* START TASK DATA *

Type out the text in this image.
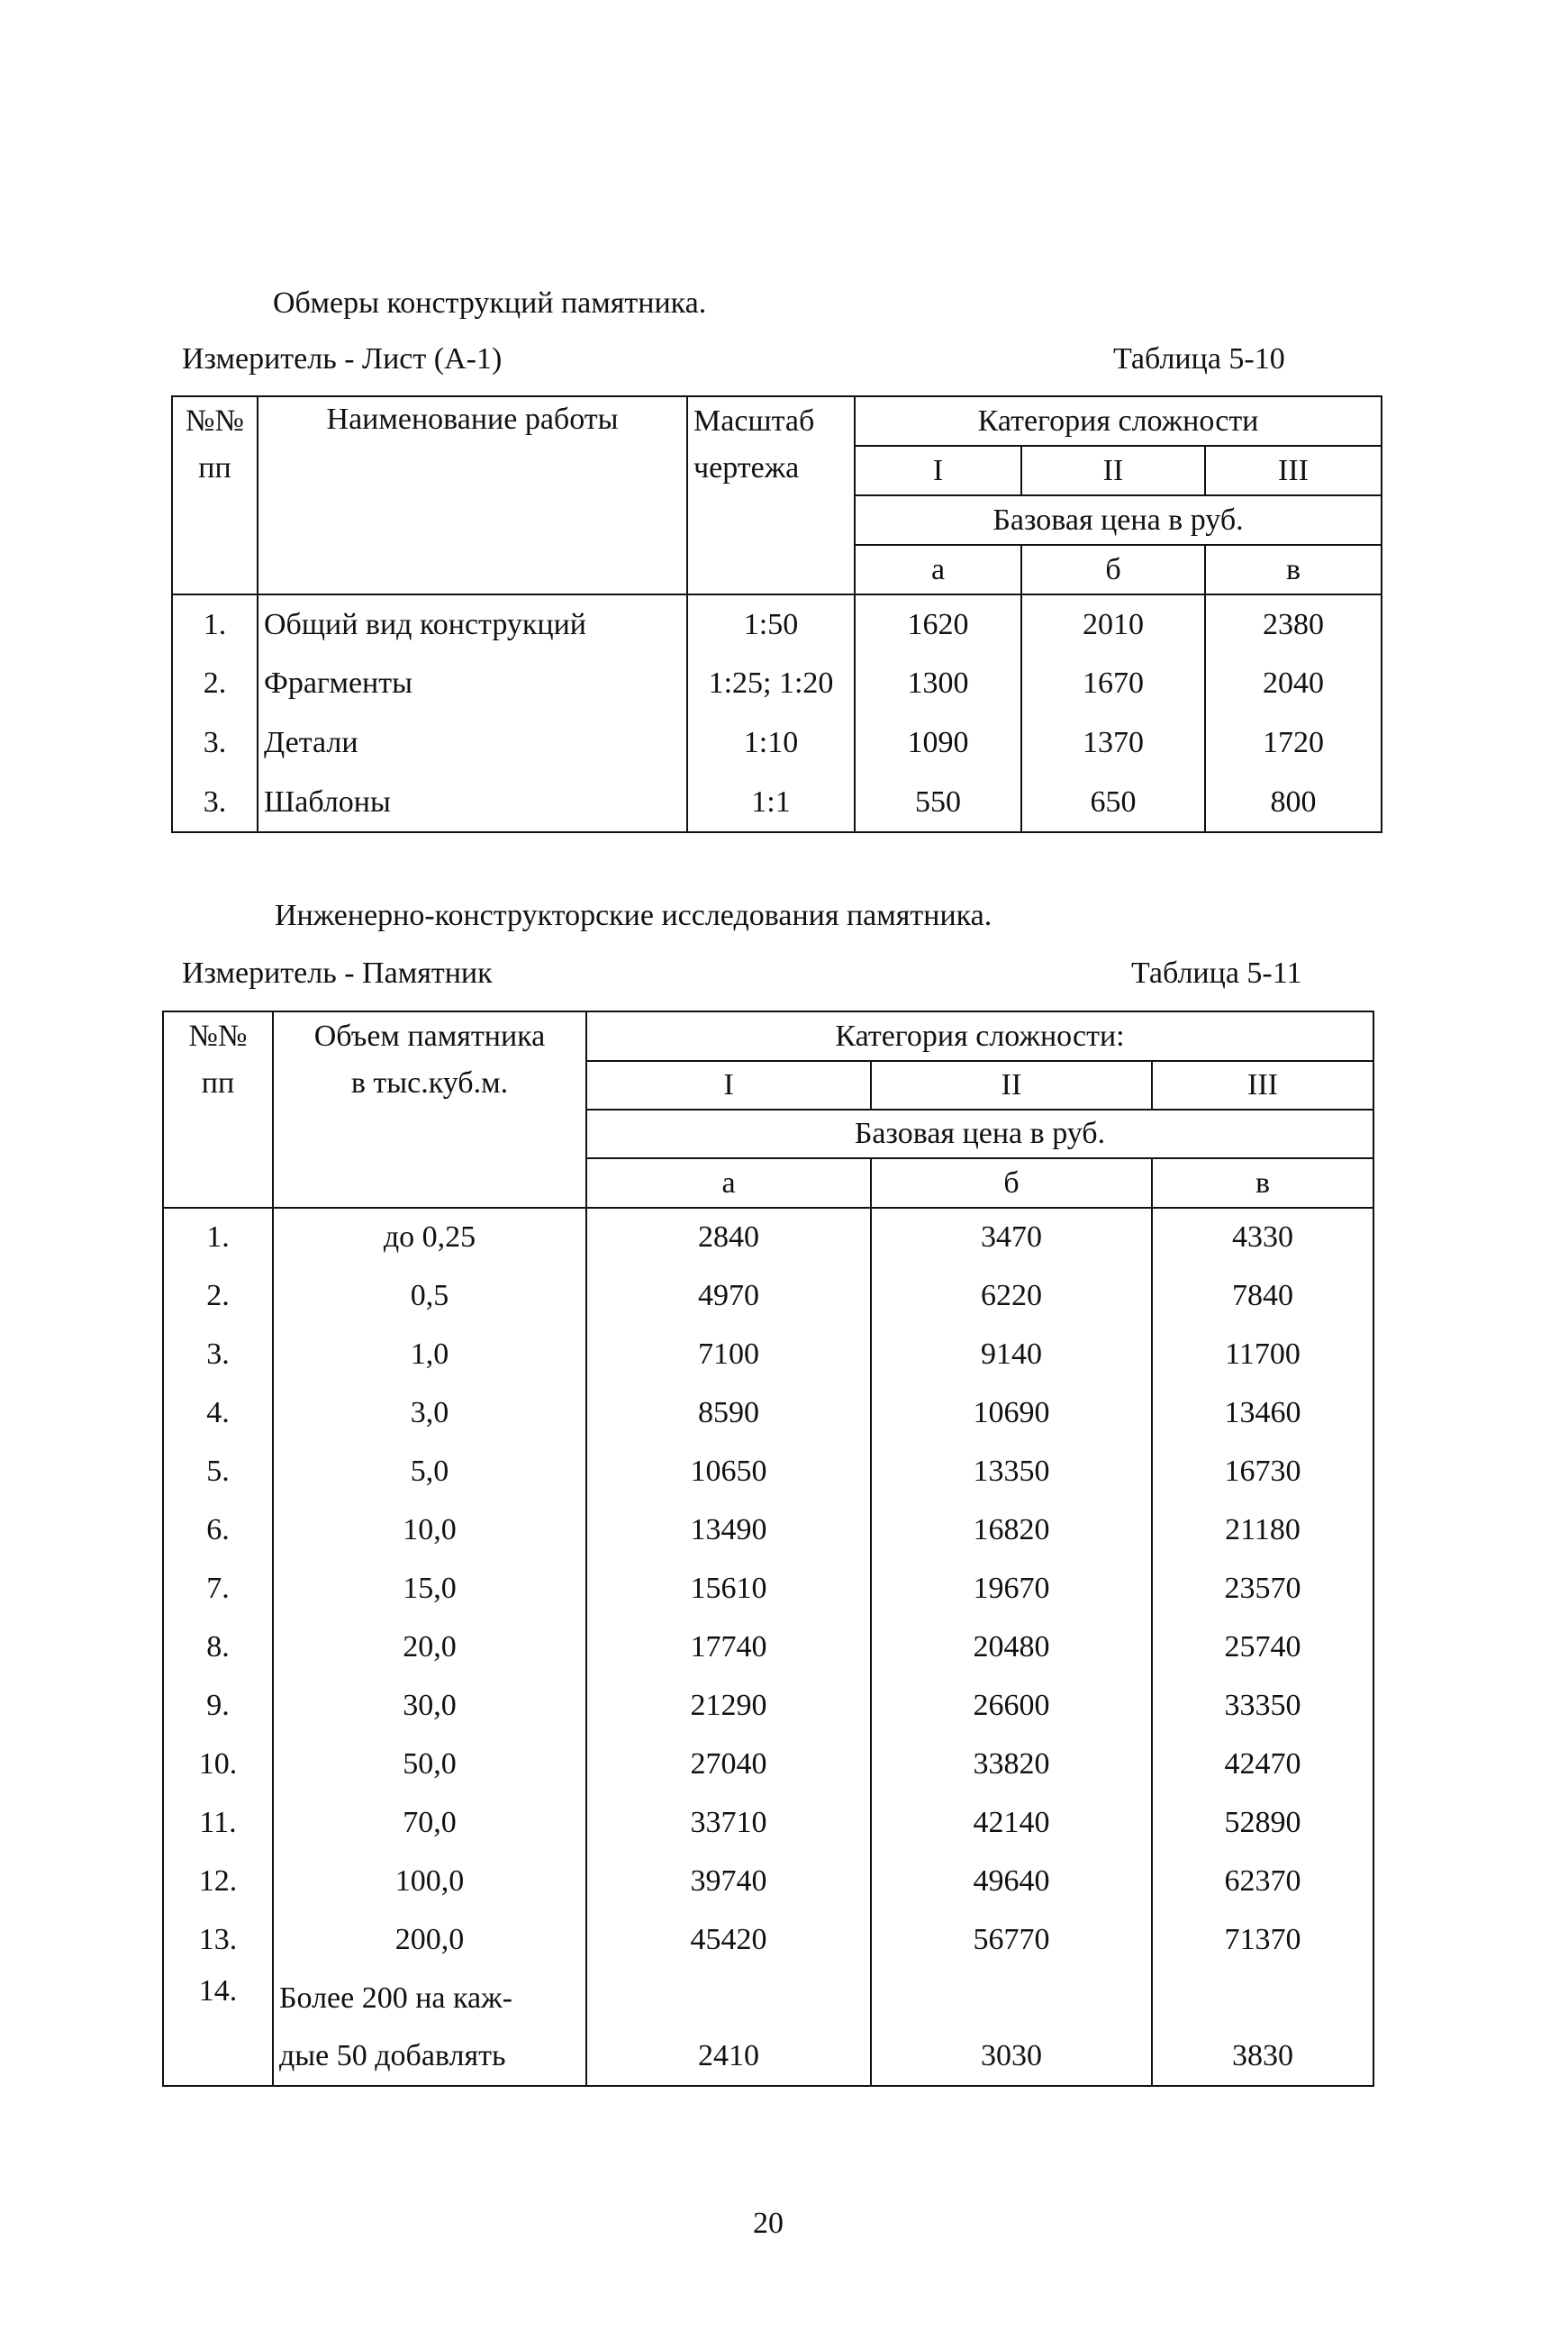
Обмеры конструкций памятника.
Измеритель - Лист (А-1)	Таблица 5-10
№№	Наименование работы	Масштаб	Категория сложности		
пп		чертежа	I	II	III
			Базовая цена в руб.		
			а	б	в
1.	Общий вид конструкций	1:50	1620	2010	2380
2.	Фрагменты	1:25; 1:20	1300	1670	2040
3.	Детали	1:10	1090	1370	1720
3.	Шаблоны	1:1	550	650	800
Инженерно-конструкторские исследования памятника.
Измеритель - Памятник	Таблица 5-11
№№	Объем памятника	Категория сложности:		
пп	в тыс.куб.м.	I	II	III
		Базовая цена в руб.		
		а	б	в
1.	до 0,25	2840	3470	4330
2.	0,5	4970	6220	7840
3.	1,0	7100	9140	11700
4.	3,0	8590	10690	13460
5.	5,0	10650	13350	16730
6.	10,0	13490	16820	21180
7.	15,0	15610	19670	23570
8.	20,0	17740	20480	25740
9.	30,0	21290	26600	33350
10.	50,0	27040	33820	42470
11.	70,0	33710	42140	52890
12.	100,0	39740	49640	62370
13.	200,0	45420	56770	71370
14.	Более 200 на каж-			
	дые 50 добавлять	2410	3030	3830
20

* END TASK DATA *

• _PROBLEM_: Each line of the data should be quoted exactly, with pictures left out.

• _OUTPUT FOR THIS EXERCISE_:
Type out the text in this image.
Обмеры конструкций памятника.
Измеритель - Лист (А-1)	Таблица 5-10
№№	Наименование работы	Масштаб	Категория сложности		
пп		чертежа	I	II	III
			Базовая цена в руб.		
			а	б	в
1.	Общий вид конструкций	1:50	1620	2010	2380
2.	Фрагменты	1:25; 1:20	1300	1670	2040
3.	Детали	1:10	1090	1370	1720
3.	Шаблоны	1:1	550	650	800
Инженерно-конструкторские исследования памятника.
Измеритель - Памятник	Таблица 5-11
№№	Объем памятника	Категория сложности:		
пп	в тыс.куб.м.	I	II	III
		Базовая цена в руб.		
		а	б	в
1.	до 0,25	2840	3470	4330
2.	0,5	4970	6220	7840
3.	1,0	7100	9140	11700
4.	3,0	8590	10690	13460
5.	5,0	10650	13350	16730
6.	10,0	13490	16820	21180
7.	15,0	15610	19670	23570
8.	20,0	17740	20480	25740
9.	30,0	21290	26600	33350
10.	50,0	27040	33820	42470
11.	70,0	33710	42140	52890
12.	100,0	39740	49640	62370
13.	200,0	45420	56770	71370
14.	Более 200 на каж-			
	дые 50 добавлять	2410	3030	3830
20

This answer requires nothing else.